== Exercise details ==
In your copy, leave out the pictures; write out all the data exactly.

== Provided data ==
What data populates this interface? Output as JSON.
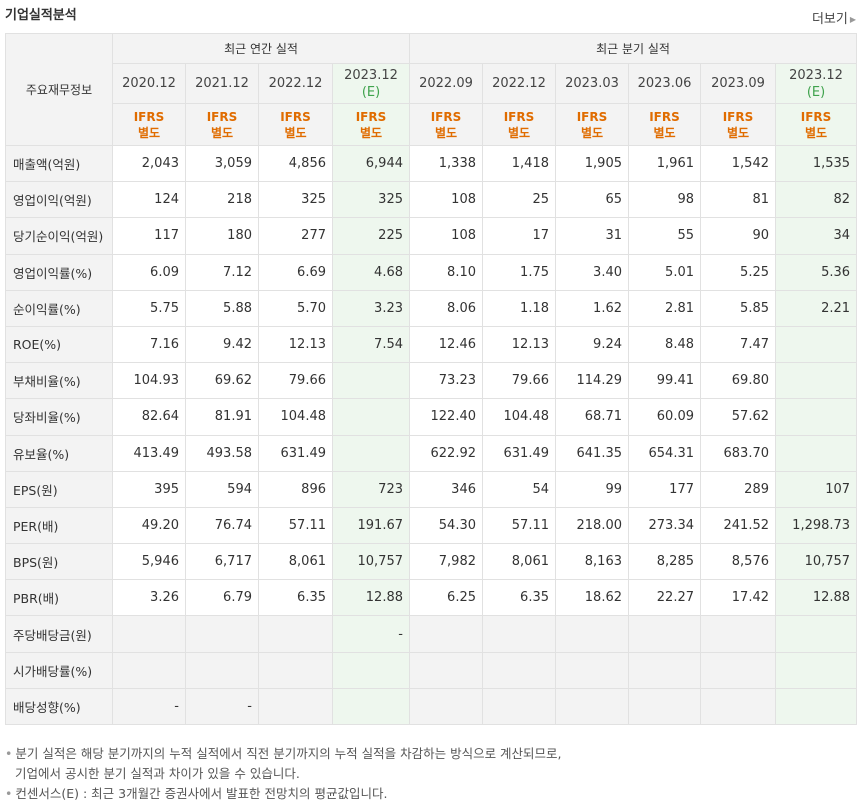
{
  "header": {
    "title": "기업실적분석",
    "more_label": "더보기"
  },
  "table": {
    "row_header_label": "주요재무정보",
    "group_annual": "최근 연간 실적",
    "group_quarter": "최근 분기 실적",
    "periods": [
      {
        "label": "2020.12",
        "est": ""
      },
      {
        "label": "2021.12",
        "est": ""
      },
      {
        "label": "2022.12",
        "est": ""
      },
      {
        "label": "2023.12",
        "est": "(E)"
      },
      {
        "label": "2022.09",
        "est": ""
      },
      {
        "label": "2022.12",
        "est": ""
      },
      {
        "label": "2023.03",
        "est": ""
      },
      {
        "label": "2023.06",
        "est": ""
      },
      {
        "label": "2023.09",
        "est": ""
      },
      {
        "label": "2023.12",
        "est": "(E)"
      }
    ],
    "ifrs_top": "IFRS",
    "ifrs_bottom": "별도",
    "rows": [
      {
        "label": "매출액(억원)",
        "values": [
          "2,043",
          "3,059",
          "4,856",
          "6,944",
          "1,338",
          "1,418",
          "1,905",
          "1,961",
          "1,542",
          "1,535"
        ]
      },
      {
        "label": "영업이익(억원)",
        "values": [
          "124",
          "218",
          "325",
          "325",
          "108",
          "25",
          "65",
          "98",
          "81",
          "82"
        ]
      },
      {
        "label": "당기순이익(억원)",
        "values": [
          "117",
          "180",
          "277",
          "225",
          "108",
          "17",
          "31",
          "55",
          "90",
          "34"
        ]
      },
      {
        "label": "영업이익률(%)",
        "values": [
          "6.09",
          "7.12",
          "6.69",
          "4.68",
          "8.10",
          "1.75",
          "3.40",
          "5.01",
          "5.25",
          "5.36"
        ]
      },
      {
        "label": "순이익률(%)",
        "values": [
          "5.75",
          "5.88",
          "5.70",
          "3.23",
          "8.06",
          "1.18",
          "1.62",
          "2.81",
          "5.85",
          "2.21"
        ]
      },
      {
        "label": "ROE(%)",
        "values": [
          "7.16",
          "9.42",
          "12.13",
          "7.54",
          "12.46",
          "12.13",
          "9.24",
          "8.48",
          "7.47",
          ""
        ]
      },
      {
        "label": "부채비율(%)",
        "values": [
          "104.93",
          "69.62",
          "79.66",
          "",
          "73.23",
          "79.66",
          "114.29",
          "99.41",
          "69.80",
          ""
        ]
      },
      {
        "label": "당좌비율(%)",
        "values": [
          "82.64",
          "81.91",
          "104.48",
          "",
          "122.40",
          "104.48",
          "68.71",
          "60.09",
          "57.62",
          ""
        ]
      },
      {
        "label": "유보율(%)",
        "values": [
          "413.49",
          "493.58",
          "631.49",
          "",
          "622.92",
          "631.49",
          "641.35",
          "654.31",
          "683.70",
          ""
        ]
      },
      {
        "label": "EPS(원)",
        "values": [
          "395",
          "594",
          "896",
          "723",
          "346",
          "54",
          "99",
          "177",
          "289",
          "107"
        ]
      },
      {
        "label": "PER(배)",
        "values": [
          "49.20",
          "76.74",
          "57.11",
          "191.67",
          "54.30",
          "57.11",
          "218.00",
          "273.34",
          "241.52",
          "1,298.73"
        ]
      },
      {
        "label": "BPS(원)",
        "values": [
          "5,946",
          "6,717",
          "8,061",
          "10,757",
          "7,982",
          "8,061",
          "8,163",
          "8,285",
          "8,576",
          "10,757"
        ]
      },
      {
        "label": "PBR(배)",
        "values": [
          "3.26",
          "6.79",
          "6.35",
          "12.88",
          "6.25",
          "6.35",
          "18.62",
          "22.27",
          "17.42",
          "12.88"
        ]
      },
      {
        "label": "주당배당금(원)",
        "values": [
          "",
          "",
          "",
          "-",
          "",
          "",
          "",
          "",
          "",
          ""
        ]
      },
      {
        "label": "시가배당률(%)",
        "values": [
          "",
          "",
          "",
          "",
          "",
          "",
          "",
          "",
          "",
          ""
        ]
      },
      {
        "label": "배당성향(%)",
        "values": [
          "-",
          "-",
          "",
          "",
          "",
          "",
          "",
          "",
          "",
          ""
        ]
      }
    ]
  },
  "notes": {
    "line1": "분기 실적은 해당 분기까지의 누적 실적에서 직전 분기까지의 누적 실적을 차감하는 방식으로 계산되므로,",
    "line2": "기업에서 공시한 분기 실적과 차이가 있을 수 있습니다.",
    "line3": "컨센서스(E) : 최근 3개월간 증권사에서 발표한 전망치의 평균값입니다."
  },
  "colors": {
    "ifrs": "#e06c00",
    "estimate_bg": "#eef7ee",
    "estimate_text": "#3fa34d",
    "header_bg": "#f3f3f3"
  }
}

== The solution ==
What data populates this interface? Output as JSON.
{
  "header": {
    "title": "기업실적분석",
    "more_label": "더보기"
  },
  "table": {
    "row_header_label": "주요재무정보",
    "group_annual": "최근 연간 실적",
    "group_quarter": "최근 분기 실적",
    "periods": [
      {
        "label": "2020.12",
        "est": ""
      },
      {
        "label": "2021.12",
        "est": ""
      },
      {
        "label": "2022.12",
        "est": ""
      },
      {
        "label": "2023.12",
        "est": "(E)"
      },
      {
        "label": "2022.09",
        "est": ""
      },
      {
        "label": "2022.12",
        "est": ""
      },
      {
        "label": "2023.03",
        "est": ""
      },
      {
        "label": "2023.06",
        "est": ""
      },
      {
        "label": "2023.09",
        "est": ""
      },
      {
        "label": "2023.12",
        "est": "(E)"
      }
    ],
    "ifrs_top": "IFRS",
    "ifrs_bottom": "별도",
    "rows": [
      {
        "label": "매출액(억원)",
        "values": [
          "2,043",
          "3,059",
          "4,856",
          "6,944",
          "1,338",
          "1,418",
          "1,905",
          "1,961",
          "1,542",
          "1,535"
        ]
      },
      {
        "label": "영업이익(억원)",
        "values": [
          "124",
          "218",
          "325",
          "325",
          "108",
          "25",
          "65",
          "98",
          "81",
          "82"
        ]
      },
      {
        "label": "당기순이익(억원)",
        "values": [
          "117",
          "180",
          "277",
          "225",
          "108",
          "17",
          "31",
          "55",
          "90",
          "34"
        ]
      },
      {
        "label": "영업이익률(%)",
        "values": [
          "6.09",
          "7.12",
          "6.69",
          "4.68",
          "8.10",
          "1.75",
          "3.40",
          "5.01",
          "5.25",
          "5.36"
        ]
      },
      {
        "label": "순이익률(%)",
        "values": [
          "5.75",
          "5.88",
          "5.70",
          "3.23",
          "8.06",
          "1.18",
          "1.62",
          "2.81",
          "5.85",
          "2.21"
        ]
      },
      {
        "label": "ROE(%)",
        "values": [
          "7.16",
          "9.42",
          "12.13",
          "7.54",
          "12.46",
          "12.13",
          "9.24",
          "8.48",
          "7.47",
          ""
        ]
      },
      {
        "label": "부채비율(%)",
        "values": [
          "104.93",
          "69.62",
          "79.66",
          "",
          "73.23",
          "79.66",
          "114.29",
          "99.41",
          "69.80",
          ""
        ]
      },
      {
        "label": "당좌비율(%)",
        "values": [
          "82.64",
          "81.91",
          "104.48",
          "",
          "122.40",
          "104.48",
          "68.71",
          "60.09",
          "57.62",
          ""
        ]
      },
      {
        "label": "유보율(%)",
        "values": [
          "413.49",
          "493.58",
          "631.49",
          "",
          "622.92",
          "631.49",
          "641.35",
          "654.31",
          "683.70",
          ""
        ]
      },
      {
        "label": "EPS(원)",
        "values": [
          "395",
          "594",
          "896",
          "723",
          "346",
          "54",
          "99",
          "177",
          "289",
          "107"
        ]
      },
      {
        "label": "PER(배)",
        "values": [
          "49.20",
          "76.74",
          "57.11",
          "191.67",
          "54.30",
          "57.11",
          "218.00",
          "273.34",
          "241.52",
          "1,298.73"
        ]
      },
      {
        "label": "BPS(원)",
        "values": [
          "5,946",
          "6,717",
          "8,061",
          "10,757",
          "7,982",
          "8,061",
          "8,163",
          "8,285",
          "8,576",
          "10,757"
        ]
      },
      {
        "label": "PBR(배)",
        "values": [
          "3.26",
          "6.79",
          "6.35",
          "12.88",
          "6.25",
          "6.35",
          "18.62",
          "22.27",
          "17.42",
          "12.88"
        ]
      },
      {
        "label": "주당배당금(원)",
        "values": [
          "",
          "",
          "",
          "-",
          "",
          "",
          "",
          "",
          "",
          ""
        ]
      },
      {
        "label": "시가배당률(%)",
        "values": [
          "",
          "",
          "",
          "",
          "",
          "",
          "",
          "",
          "",
          ""
        ]
      },
      {
        "label": "배당성향(%)",
        "values": [
          "-",
          "-",
          "",
          "",
          "",
          "",
          "",
          "",
          "",
          ""
        ]
      }
    ]
  },
  "notes": {
    "line1": "분기 실적은 해당 분기까지의 누적 실적에서 직전 분기까지의 누적 실적을 차감하는 방식으로 계산되므로,",
    "line2": "기업에서 공시한 분기 실적과 차이가 있을 수 있습니다.",
    "line3": "컨센서스(E) : 최근 3개월간 증권사에서 발표한 전망치의 평균값입니다."
  },
  "colors": {
    "ifrs": "#e06c00",
    "estimate_bg": "#eef7ee",
    "estimate_text": "#3fa34d",
    "header_bg": "#f3f3f3"
  }
}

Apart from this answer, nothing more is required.